# Dataset items:
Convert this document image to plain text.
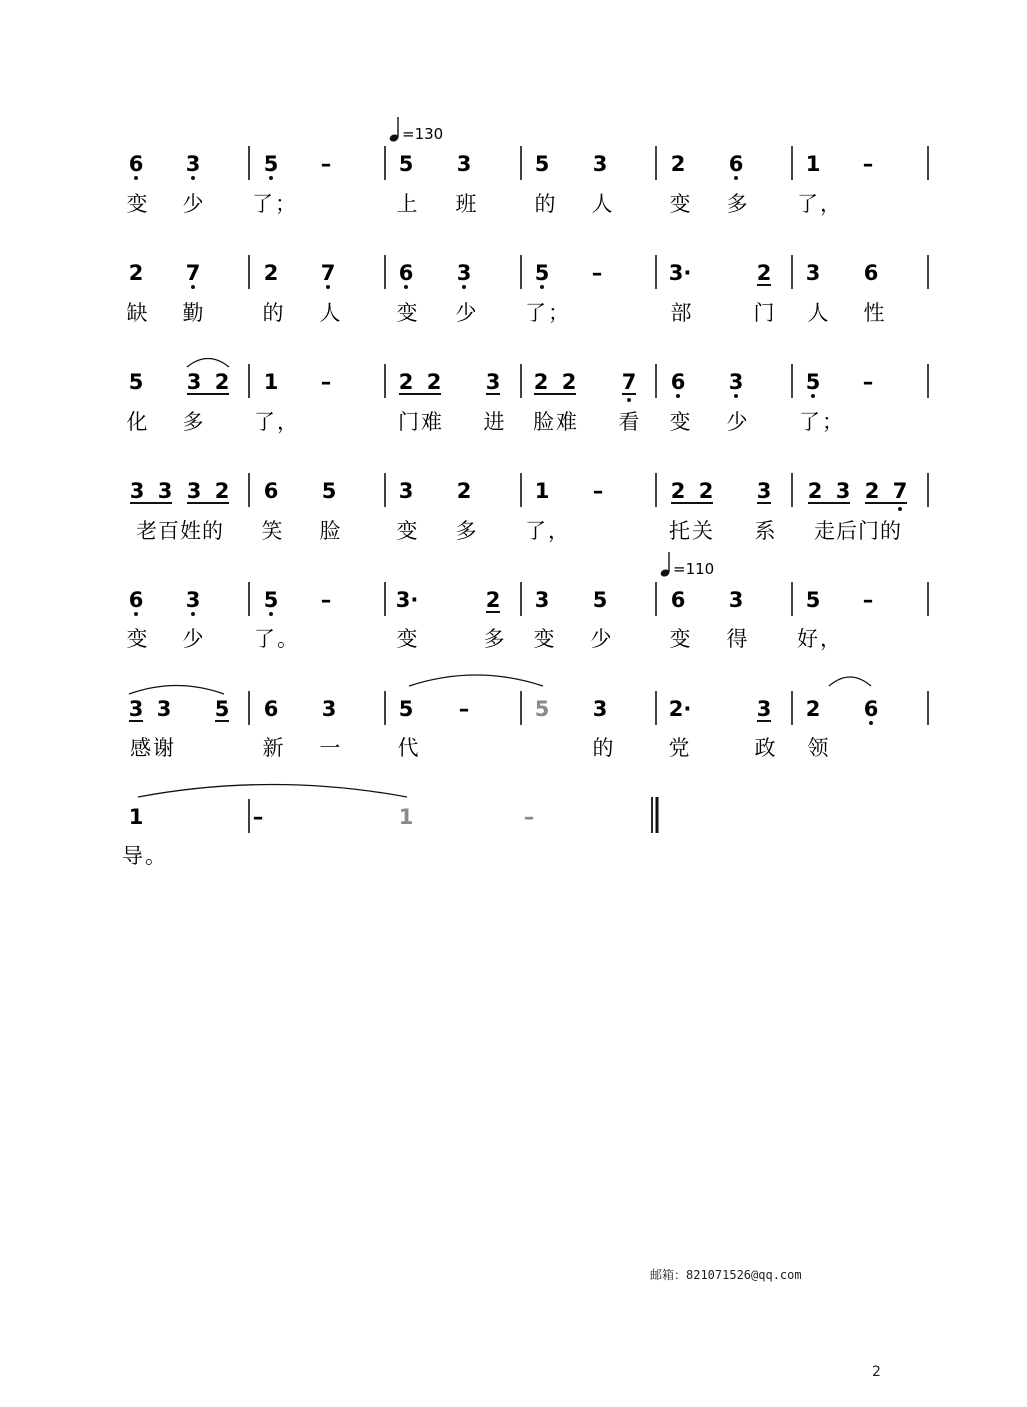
6 3	5 –	5 3	5 3	2 6	1 –
变 少 了；	上 班	的 人	变 多 了，
2 7	2 7	6 3	5 –	3·	2 3 6
缺 勤	的 人	变 少 了；	部	门 人 性
5 3 2 1 –	2 2 3 2 2 7 6 3	5 –
化 多 了，	门难 进 脸难 看 变 少 了；
3 3 3 2 6 5	3 2	1 –	2 2 3 2 3 2 7
老百姓的 笑 脸	变 多 了，	托关 系 走后门的
6 3	5 –	3·	2 3 5	6 3	5 –
变 少 了。	变	多 变 少	变 得 好，
3 3 5 6 3	5 –	5 3	2·	3 2 6
感谢	新 一	代	的	党	政 领
1	–	1	–
导。
=130
=110
邮箱：821071526@qq.com
2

# EXERCISE DIRECTIONS:
Without the pictures, return all the records precisely as they stand.

# CORRECT RESULT:
Convert this document image to plain text.
6 3	5 –	5 3	5 3	2 6	1 –
变 少 了；	上 班	的 人	变 多 了，
2 7	2 7	6 3	5 –	3·	2 3 6
缺 勤	的 人	变 少 了；	部	门 人 性
5 3 2 1 –	2 2 3 2 2 7 6 3	5 –
化 多 了，	门难 进 脸难 看 变 少 了；
3 3 3 2 6 5	3 2	1 –	2 2 3 2 3 2 7
老百姓的 笑 脸	变 多 了，	托关 系 走后门的
6 3	5 –	3·	2 3 5	6 3	5 –
变 少 了。	变	多 变 少	变 得 好，
3 3 5 6 3	5 –	5 3	2·	3 2 6
感谢	新 一	代	的	党	政 领
1	–	1	–
导。
=130
=110
邮箱：821071526@qq.com
2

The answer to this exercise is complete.